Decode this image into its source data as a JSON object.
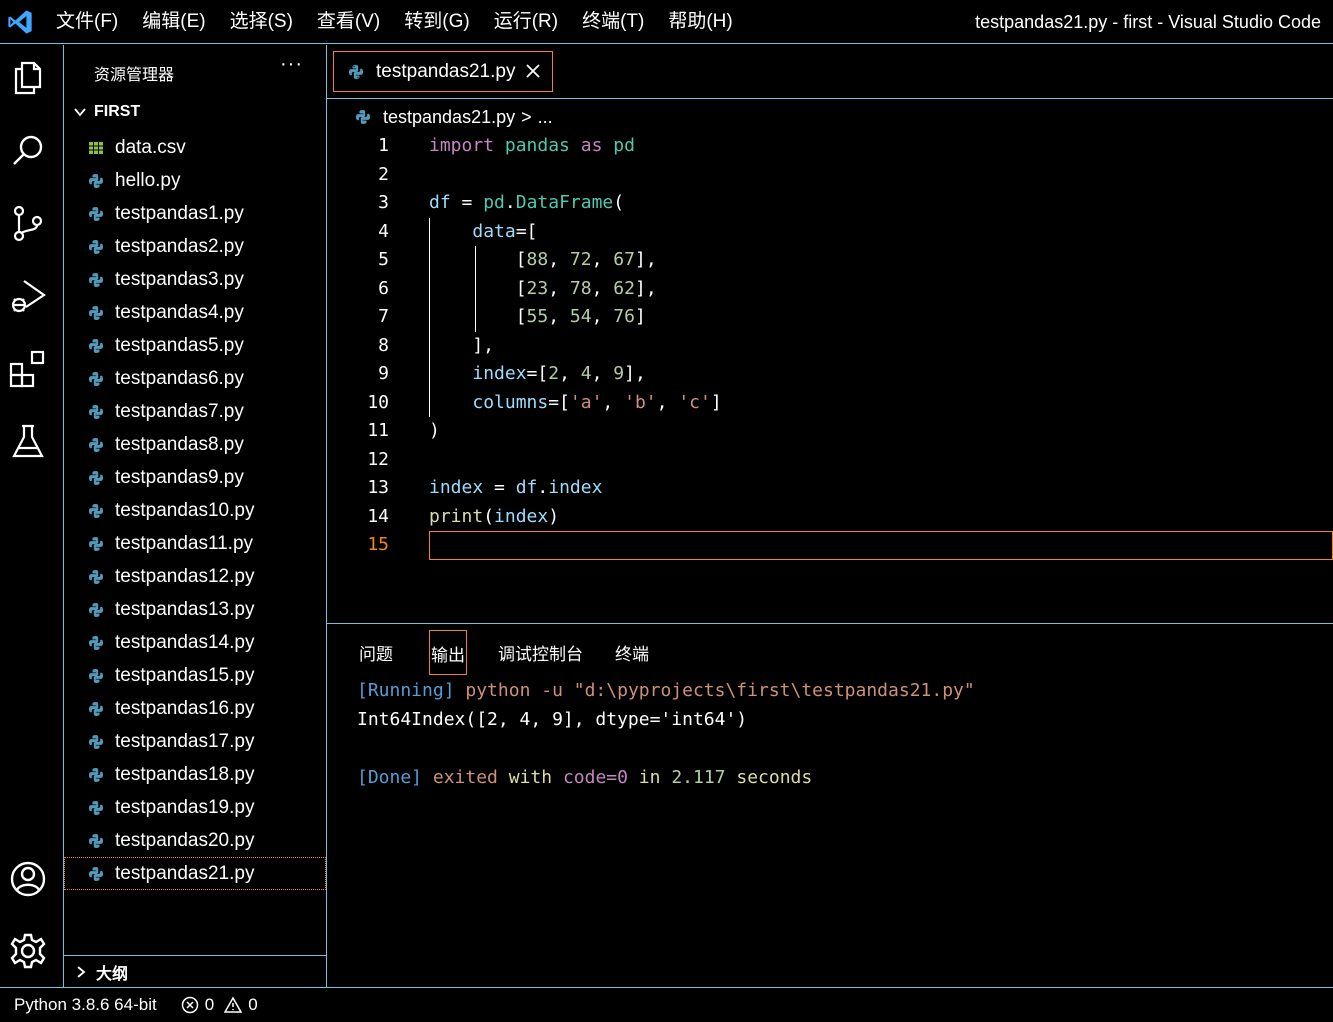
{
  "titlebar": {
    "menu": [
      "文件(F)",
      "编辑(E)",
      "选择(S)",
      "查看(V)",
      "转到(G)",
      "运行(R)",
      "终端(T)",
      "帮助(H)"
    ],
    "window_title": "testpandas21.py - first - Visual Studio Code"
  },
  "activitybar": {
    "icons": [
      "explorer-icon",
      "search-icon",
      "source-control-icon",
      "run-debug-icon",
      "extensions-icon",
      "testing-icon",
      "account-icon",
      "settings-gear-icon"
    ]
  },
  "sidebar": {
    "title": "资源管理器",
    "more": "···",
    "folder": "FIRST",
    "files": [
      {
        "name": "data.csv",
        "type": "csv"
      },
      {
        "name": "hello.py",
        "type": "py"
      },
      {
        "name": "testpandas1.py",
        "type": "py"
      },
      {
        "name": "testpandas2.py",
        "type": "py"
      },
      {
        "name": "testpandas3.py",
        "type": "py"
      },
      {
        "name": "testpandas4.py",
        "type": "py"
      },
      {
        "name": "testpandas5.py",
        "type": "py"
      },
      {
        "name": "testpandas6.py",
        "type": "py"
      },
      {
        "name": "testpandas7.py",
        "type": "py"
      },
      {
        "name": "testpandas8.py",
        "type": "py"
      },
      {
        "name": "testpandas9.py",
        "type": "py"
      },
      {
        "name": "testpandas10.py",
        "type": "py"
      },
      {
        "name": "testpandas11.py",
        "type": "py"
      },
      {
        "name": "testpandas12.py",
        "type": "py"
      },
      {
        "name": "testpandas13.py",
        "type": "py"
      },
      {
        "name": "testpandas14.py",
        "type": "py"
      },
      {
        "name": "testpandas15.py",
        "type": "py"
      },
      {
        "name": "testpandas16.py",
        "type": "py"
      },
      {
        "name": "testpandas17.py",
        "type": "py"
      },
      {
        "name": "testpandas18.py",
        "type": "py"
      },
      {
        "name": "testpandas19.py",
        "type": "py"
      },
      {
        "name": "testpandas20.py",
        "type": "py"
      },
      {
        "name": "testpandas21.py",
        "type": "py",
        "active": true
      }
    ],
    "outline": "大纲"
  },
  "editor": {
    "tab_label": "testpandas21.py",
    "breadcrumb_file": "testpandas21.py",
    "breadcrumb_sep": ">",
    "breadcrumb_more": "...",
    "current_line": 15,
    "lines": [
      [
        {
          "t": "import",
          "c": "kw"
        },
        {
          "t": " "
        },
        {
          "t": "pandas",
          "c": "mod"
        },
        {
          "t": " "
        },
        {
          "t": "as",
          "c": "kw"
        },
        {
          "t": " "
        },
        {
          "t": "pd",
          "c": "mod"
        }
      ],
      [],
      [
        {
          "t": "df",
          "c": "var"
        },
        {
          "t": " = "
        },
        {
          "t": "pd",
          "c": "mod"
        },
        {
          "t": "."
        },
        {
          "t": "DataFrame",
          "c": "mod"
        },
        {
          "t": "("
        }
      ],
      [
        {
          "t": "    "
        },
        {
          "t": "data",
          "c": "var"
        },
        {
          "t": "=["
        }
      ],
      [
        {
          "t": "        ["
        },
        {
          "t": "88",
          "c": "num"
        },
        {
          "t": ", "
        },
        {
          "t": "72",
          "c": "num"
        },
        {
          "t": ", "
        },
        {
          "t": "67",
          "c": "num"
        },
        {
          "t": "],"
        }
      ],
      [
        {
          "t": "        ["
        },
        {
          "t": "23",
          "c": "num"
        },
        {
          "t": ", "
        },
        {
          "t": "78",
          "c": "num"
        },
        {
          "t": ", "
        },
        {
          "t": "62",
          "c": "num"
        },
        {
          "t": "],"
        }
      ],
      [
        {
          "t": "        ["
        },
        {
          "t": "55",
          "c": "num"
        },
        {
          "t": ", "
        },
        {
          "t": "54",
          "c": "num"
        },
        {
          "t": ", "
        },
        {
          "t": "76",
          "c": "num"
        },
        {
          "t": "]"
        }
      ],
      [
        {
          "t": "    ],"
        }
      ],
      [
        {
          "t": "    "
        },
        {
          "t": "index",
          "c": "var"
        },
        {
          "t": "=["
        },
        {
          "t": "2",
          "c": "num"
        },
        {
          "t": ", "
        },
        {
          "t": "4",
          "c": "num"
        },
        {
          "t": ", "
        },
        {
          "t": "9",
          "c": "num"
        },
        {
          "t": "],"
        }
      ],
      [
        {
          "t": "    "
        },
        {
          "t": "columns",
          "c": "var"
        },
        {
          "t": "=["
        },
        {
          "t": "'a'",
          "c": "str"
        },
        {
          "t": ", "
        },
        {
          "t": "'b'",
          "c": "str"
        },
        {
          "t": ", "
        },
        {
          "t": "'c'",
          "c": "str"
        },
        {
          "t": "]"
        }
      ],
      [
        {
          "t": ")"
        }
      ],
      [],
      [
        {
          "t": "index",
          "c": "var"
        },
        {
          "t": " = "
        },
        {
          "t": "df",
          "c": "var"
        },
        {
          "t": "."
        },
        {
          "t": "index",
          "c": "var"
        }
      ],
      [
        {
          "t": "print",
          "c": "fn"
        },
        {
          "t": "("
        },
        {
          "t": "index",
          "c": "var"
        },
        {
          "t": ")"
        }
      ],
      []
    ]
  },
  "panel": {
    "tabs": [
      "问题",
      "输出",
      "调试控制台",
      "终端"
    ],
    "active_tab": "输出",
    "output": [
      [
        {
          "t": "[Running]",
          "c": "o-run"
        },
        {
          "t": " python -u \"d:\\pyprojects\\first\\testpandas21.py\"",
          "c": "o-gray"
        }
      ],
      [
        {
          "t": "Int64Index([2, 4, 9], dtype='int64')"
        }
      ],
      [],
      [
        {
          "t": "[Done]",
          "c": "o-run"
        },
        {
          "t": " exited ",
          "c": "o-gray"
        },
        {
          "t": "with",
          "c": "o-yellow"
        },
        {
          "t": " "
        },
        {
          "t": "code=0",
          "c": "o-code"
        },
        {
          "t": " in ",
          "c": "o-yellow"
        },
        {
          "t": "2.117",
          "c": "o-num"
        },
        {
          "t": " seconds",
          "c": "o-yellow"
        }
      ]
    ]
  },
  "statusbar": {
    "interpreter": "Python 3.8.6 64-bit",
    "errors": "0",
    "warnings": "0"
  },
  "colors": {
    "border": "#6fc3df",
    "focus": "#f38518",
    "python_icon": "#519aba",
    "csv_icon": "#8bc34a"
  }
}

───

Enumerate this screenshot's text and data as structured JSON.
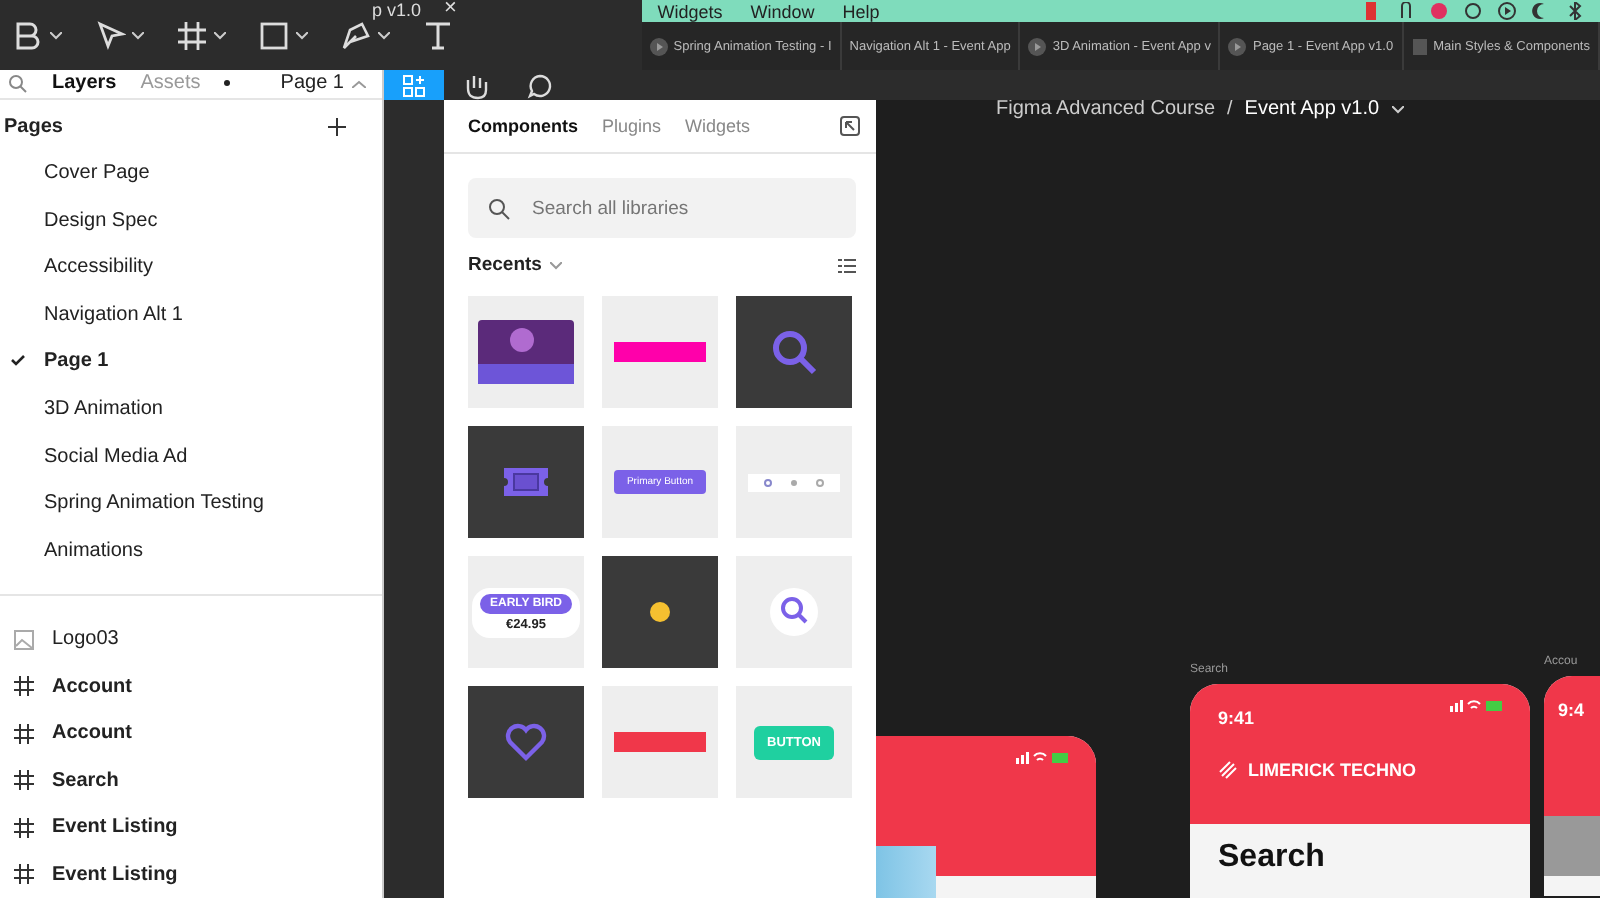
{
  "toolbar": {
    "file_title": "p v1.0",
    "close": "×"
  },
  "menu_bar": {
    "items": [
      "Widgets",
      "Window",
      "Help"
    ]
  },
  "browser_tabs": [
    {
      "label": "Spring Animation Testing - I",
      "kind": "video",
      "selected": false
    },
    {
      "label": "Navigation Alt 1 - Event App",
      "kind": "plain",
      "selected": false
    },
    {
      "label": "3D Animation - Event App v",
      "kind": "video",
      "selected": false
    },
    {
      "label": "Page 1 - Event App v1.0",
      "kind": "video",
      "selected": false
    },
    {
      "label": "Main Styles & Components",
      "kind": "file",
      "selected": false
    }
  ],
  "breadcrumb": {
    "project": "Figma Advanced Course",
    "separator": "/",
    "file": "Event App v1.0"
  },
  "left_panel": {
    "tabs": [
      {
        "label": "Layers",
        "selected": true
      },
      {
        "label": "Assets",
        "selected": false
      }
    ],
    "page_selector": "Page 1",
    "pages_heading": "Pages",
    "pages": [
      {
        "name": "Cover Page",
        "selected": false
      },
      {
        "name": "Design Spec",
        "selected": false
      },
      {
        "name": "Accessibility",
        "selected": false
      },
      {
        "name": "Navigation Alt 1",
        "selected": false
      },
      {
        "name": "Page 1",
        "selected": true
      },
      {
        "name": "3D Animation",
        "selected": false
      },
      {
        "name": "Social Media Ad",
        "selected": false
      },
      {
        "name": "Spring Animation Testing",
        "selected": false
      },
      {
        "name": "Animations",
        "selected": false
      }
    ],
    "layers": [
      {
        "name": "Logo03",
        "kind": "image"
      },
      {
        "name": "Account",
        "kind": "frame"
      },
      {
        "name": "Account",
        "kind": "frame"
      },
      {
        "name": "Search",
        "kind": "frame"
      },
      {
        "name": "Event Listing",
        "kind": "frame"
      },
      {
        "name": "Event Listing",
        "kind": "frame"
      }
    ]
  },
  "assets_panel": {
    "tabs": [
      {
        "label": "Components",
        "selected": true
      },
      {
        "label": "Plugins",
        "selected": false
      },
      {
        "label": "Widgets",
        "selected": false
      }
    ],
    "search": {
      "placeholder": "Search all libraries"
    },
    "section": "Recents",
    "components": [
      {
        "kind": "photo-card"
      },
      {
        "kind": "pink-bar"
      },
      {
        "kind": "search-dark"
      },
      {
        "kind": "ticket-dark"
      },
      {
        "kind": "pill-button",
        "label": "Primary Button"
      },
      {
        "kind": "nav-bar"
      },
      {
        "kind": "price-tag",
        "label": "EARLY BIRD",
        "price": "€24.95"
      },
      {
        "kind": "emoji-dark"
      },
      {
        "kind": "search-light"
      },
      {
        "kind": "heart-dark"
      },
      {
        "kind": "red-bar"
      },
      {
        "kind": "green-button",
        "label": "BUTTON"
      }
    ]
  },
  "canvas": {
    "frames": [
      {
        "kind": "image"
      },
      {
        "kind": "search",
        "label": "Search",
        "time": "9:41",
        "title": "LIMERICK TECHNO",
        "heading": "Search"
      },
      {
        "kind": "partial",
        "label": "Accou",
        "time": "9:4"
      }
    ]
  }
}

───

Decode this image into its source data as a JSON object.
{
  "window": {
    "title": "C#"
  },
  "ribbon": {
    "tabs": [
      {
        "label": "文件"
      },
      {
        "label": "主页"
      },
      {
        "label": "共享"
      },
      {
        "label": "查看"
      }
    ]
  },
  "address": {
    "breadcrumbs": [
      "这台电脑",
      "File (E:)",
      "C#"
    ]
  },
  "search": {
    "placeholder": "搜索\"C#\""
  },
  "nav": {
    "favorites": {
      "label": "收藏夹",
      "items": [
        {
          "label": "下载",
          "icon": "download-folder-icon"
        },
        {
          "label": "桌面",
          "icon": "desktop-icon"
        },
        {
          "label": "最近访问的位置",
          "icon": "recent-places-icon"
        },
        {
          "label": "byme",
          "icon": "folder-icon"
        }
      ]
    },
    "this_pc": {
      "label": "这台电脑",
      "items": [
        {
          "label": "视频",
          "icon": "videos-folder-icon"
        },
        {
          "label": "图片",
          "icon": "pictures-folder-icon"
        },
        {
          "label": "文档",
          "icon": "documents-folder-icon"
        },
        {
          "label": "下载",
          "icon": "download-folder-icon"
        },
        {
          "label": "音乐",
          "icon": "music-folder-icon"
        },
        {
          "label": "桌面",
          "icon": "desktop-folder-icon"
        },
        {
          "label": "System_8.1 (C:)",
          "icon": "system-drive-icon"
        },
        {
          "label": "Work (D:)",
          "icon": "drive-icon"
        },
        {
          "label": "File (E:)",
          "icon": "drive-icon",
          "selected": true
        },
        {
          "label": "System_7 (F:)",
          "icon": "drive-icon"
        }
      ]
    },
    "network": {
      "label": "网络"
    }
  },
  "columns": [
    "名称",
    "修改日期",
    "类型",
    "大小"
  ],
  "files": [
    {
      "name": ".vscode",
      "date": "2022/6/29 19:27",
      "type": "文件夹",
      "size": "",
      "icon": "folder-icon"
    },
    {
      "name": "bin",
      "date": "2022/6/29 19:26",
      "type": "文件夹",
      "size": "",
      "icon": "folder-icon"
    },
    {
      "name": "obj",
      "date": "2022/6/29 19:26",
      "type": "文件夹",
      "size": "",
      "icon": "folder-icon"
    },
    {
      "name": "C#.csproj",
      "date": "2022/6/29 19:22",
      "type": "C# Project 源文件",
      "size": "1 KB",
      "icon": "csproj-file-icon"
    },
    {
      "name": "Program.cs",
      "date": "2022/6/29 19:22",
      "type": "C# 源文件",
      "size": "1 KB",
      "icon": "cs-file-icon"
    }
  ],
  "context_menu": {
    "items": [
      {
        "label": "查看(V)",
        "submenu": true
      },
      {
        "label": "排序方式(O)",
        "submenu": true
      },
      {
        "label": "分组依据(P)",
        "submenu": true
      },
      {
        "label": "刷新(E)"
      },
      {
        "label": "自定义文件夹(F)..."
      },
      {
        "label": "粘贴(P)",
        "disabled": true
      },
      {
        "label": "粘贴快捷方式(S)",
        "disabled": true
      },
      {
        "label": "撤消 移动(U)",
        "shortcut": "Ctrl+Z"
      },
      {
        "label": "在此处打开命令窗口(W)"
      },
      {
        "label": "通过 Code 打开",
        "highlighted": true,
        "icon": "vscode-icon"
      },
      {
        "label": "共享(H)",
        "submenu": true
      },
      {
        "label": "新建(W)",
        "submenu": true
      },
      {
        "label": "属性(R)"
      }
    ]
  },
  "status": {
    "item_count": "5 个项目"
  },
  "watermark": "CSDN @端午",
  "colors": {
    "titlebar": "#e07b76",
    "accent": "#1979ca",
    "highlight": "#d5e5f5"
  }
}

───

## Exercise requirements
Which lines of the material contain the string "Event"? List each of them.

## Reply
      "label": "Navigation Alt 1 - Event App",
      "label": "3D Animation - Event App v",
      "label": "Page 1 - Event App v1.0",
    "file": "Event App v1.0"
        "name": "Event Listing",
        "name": "Event Listing",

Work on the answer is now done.